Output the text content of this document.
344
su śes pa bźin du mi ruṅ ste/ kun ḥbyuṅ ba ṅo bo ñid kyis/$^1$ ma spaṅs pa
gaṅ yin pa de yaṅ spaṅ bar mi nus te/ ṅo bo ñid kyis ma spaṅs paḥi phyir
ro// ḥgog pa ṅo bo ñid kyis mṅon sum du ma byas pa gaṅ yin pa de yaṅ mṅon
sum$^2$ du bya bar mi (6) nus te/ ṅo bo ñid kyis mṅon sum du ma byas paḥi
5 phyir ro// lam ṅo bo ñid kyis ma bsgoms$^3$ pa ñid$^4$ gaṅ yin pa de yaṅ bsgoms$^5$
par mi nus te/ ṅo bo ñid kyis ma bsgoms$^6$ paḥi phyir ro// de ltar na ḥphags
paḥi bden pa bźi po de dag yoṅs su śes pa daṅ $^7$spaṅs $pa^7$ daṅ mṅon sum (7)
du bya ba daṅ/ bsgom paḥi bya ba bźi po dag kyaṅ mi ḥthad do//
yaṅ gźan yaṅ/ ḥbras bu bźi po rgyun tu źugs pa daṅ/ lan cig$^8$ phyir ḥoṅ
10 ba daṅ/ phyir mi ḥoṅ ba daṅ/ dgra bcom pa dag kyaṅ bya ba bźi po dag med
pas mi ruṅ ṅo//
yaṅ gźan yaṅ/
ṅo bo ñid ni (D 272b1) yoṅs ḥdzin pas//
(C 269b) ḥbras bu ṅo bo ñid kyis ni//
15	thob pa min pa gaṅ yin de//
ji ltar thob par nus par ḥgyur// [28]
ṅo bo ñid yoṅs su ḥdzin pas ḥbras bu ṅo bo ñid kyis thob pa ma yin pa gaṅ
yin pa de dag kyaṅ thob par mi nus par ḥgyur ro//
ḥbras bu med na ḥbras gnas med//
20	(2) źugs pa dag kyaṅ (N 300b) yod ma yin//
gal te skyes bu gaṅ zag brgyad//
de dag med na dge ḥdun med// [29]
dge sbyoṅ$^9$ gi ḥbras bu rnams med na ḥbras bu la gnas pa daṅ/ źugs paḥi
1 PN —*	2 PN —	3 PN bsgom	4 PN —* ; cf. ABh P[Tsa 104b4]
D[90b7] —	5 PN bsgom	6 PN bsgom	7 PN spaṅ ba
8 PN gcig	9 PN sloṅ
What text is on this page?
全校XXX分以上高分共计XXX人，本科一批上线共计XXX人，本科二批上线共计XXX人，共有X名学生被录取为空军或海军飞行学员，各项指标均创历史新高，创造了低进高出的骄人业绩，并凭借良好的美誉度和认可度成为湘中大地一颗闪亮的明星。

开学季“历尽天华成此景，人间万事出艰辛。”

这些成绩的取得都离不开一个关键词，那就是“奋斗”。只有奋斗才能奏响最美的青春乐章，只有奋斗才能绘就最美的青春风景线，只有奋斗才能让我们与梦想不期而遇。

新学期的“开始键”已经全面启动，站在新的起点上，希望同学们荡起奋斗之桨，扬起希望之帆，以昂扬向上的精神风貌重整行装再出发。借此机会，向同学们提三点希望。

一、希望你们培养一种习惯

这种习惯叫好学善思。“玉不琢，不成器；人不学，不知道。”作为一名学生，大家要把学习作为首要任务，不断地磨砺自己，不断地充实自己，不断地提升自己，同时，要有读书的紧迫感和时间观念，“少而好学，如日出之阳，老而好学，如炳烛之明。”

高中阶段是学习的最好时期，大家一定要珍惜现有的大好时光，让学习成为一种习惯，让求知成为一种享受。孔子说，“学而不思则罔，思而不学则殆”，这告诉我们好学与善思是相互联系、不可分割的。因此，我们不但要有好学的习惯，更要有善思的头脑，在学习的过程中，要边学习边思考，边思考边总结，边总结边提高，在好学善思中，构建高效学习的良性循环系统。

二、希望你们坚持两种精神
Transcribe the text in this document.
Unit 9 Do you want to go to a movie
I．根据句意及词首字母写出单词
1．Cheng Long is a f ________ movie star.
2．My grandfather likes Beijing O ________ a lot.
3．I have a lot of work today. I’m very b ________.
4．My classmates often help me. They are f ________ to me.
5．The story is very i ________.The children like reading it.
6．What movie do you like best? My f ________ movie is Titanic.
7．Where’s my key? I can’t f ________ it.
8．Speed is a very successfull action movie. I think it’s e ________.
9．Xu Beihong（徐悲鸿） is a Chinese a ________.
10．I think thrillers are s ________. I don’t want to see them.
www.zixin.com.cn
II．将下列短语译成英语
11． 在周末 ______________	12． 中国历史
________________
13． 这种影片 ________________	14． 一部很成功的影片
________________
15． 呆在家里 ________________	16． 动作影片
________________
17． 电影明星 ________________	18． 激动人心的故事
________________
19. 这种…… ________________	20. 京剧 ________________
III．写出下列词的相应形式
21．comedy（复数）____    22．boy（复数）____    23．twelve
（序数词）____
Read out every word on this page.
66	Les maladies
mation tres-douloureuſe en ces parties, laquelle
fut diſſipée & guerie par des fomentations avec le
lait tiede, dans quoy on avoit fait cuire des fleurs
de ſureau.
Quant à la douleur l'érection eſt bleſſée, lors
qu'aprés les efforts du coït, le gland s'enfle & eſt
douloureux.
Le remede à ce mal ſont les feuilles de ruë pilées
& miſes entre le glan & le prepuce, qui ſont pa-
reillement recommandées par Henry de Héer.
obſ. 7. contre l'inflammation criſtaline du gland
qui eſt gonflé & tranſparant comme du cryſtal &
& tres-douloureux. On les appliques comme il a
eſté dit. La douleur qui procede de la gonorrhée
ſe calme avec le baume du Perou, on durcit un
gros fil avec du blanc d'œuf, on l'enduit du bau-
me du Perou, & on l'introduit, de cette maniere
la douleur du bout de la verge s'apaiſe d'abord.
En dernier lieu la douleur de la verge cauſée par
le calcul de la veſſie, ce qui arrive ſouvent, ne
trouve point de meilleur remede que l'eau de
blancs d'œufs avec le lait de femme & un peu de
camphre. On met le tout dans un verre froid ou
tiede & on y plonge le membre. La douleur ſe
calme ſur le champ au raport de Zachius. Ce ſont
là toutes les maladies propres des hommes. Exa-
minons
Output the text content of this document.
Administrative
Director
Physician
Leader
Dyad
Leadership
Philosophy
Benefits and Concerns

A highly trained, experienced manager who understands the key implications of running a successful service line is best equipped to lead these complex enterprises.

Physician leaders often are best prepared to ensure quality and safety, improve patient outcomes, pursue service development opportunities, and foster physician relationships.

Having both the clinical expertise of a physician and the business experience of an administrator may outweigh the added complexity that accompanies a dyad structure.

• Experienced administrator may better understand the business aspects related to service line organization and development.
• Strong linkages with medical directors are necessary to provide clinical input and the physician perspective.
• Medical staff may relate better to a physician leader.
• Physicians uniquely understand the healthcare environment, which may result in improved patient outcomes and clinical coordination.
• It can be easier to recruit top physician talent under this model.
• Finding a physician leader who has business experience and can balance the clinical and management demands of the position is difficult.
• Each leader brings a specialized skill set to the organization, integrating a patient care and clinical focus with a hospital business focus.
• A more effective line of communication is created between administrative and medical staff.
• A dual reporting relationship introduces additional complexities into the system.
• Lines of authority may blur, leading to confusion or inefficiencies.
_ _ _ _ _ _ _
Instructions for the task: From the listing above, reproduce all the lines exactly.

Problem solution:
Output the text content of this document.
344
su śes pa bźin du mi ruṅ ste/ kun ḥbyuṅ ba ṅo bo ñid kyis/$^1$ ma spaṅs pa
gaṅ yin pa de yaṅ spaṅ bar mi nus te/ ṅo bo ñid kyis ma spaṅs paḥi phyir
ro// ḥgog pa ṅo bo ñid kyis mṅon sum du ma byas pa gaṅ yin pa de yaṅ mṅon
sum$^2$ du bya bar mi (6) nus te/ ṅo bo ñid kyis mṅon sum du ma byas paḥi
5 phyir ro// lam ṅo bo ñid kyis ma bsgoms$^3$ pa ñid$^4$ gaṅ yin pa de yaṅ bsgoms$^5$
par mi nus te/ ṅo bo ñid kyis ma bsgoms$^6$ paḥi phyir ro// de ltar na ḥphags
paḥi bden pa bźi po de dag yoṅs su śes pa daṅ $^7$spaṅs $pa^7$ daṅ mṅon sum (7)
du bya ba daṅ/ bsgom paḥi bya ba bźi po dag kyaṅ mi ḥthad do//
yaṅ gźan yaṅ/ ḥbras bu bźi po rgyun tu źugs pa daṅ/ lan cig$^8$ phyir ḥoṅ
10 ba daṅ/ phyir mi ḥoṅ ba daṅ/ dgra bcom pa dag kyaṅ bya ba bźi po dag med
pas mi ruṅ ṅo//
yaṅ gźan yaṅ/
ṅo bo ñid ni (D 272b1) yoṅs ḥdzin pas//
(C 269b) ḥbras bu ṅo bo ñid kyis ni//
15	thob pa min pa gaṅ yin de//
ji ltar thob par nus par ḥgyur// [28]
ṅo bo ñid yoṅs su ḥdzin pas ḥbras bu ṅo bo ñid kyis thob pa ma yin pa gaṅ
yin pa de dag kyaṅ thob par mi nus par ḥgyur ro//
ḥbras bu med na ḥbras gnas med//
20	(2) źugs pa dag kyaṅ (N 300b) yod ma yin//
gal te skyes bu gaṅ zag brgyad//
de dag med na dge ḥdun med// [29]
dge sbyoṅ$^9$ gi ḥbras bu rnams med na ḥbras bu la gnas pa daṅ/ źugs paḥi
1 PN —*	2 PN —	3 PN bsgom	4 PN —* ; cf. ABh P[Tsa 104b4]
D[90b7] —	5 PN bsgom	6 PN bsgom	7 PN spaṅ ba
8 PN gcig	9 PN sloṅ
What text is on this page?
全校XXX分以上高分共计XXX人，本科一批上线共计XXX人，本科二批上线共计XXX人，共有X名学生被录取为空军或海军飞行学员，各项指标均创历史新高，创造了低进高出的骄人业绩，并凭借良好的美誉度和认可度成为湘中大地一颗闪亮的明星。

开学季“历尽天华成此景，人间万事出艰辛。”

这些成绩的取得都离不开一个关键词，那就是“奋斗”。只有奋斗才能奏响最美的青春乐章，只有奋斗才能绘就最美的青春风景线，只有奋斗才能让我们与梦想不期而遇。

新学期的“开始键”已经全面启动，站在新的起点上，希望同学们荡起奋斗之桨，扬起希望之帆，以昂扬向上的精神风貌重整行装再出发。借此机会，向同学们提三点希望。

一、希望你们培养一种习惯

这种习惯叫好学善思。“玉不琢，不成器；人不学，不知道。”作为一名学生，大家要把学习作为首要任务，不断地磨砺自己，不断地充实自己，不断地提升自己，同时，要有读书的紧迫感和时间观念，“少而好学，如日出之阳，老而好学，如炳烛之明。”

高中阶段是学习的最好时期，大家一定要珍惜现有的大好时光，让学习成为一种习惯，让求知成为一种享受。孔子说，“学而不思则罔，思而不学则殆”，这告诉我们好学与善思是相互联系、不可分割的。因此，我们不但要有好学的习惯，更要有善思的头脑，在学习的过程中，要边学习边思考，边思考边总结，边总结边提高，在好学善思中，构建高效学习的良性循环系统。

二、希望你们坚持两种精神
Transcribe the text in this document.
Unit 9 Do you want to go to a movie
I．根据句意及词首字母写出单词
1．Cheng Long is a f ________ movie star.
2．My grandfather likes Beijing O ________ a lot.
3．I have a lot of work today. I’m very b ________.
4．My classmates often help me. They are f ________ to me.
5．The story is very i ________.The children like reading it.
6．What movie do you like best? My f ________ movie is Titanic.
7．Where’s my key? I can’t f ________ it.
8．Speed is a very successfull action movie. I think it’s e ________.
9．Xu Beihong（徐悲鸿） is a Chinese a ________.
10．I think thrillers are s ________. I don’t want to see them.
www.zixin.com.cn
II．将下列短语译成英语
11． 在周末 ______________	12． 中国历史
________________
13． 这种影片 ________________	14． 一部很成功的影片
________________
15． 呆在家里 ________________	16． 动作影片
________________
17． 电影明星 ________________	18． 激动人心的故事
________________
19. 这种…… ________________	20. 京剧 ________________
III．写出下列词的相应形式
21．comedy（复数）____    22．boy（复数）____    23．twelve
（序数词）____
Read out every word on this page.
66	Les maladies
mation tres-douloureuſe en ces parties, laquelle
fut diſſipée & guerie par des fomentations avec le
lait tiede, dans quoy on avoit fait cuire des fleurs
de ſureau.
Quant à la douleur l'érection eſt bleſſée, lors
qu'aprés les efforts du coït, le gland s'enfle & eſt
douloureux.
Le remede à ce mal ſont les feuilles de ruë pilées
& miſes entre le glan & le prepuce, qui ſont pa-
reillement recommandées par Henry de Héer.
obſ. 7. contre l'inflammation criſtaline du gland
qui eſt gonflé & tranſparant comme du cryſtal &
& tres-douloureux. On les appliques comme il a
eſté dit. La douleur qui procede de la gonorrhée
ſe calme avec le baume du Perou, on durcit un
gros fil avec du blanc d'œuf, on l'enduit du bau-
me du Perou, & on l'introduit, de cette maniere
la douleur du bout de la verge s'apaiſe d'abord.
En dernier lieu la douleur de la verge cauſée par
le calcul de la veſſie, ce qui arrive ſouvent, ne
trouve point de meilleur remede que l'eau de
blancs d'œufs avec le lait de femme & un peu de
camphre. On met le tout dans un verre froid ou
tiede & on y plonge le membre. La douleur ſe
calme ſur le champ au raport de Zachius. Ce ſont
là toutes les maladies propres des hommes. Exa-
minons
Output the text content of this document.
Administrative
Director
Physician
Leader
Dyad
Leadership
Philosophy
Benefits and Concerns

A highly trained, experienced manager who understands the key implications of running a successful service line is best equipped to lead these complex enterprises.

Physician leaders often are best prepared to ensure quality and safety, improve patient outcomes, pursue service development opportunities, and foster physician relationships.

Having both the clinical expertise of a physician and the business experience of an administrator may outweigh the added complexity that accompanies a dyad structure.

• Experienced administrator may better understand the business aspects related to service line organization and development.
• Strong linkages with medical directors are necessary to provide clinical input and the physician perspective.
• Medical staff may relate better to a physician leader.
• Physicians uniquely understand the healthcare environment, which may result in improved patient outcomes and clinical coordination.
• It can be easier to recruit top physician talent under this model.
• Finding a physician leader who has business experience and can balance the clinical and management demands of the position is difficult.
• Each leader brings a specialized skill set to the organization, integrating a patient care and clinical focus with a hospital business focus.
• A more effective line of communication is created between administrative and medical staff.
• A dual reporting relationship introduces additional complexities into the system.
• Lines of authority may blur, leading to confusion or inefficiencies.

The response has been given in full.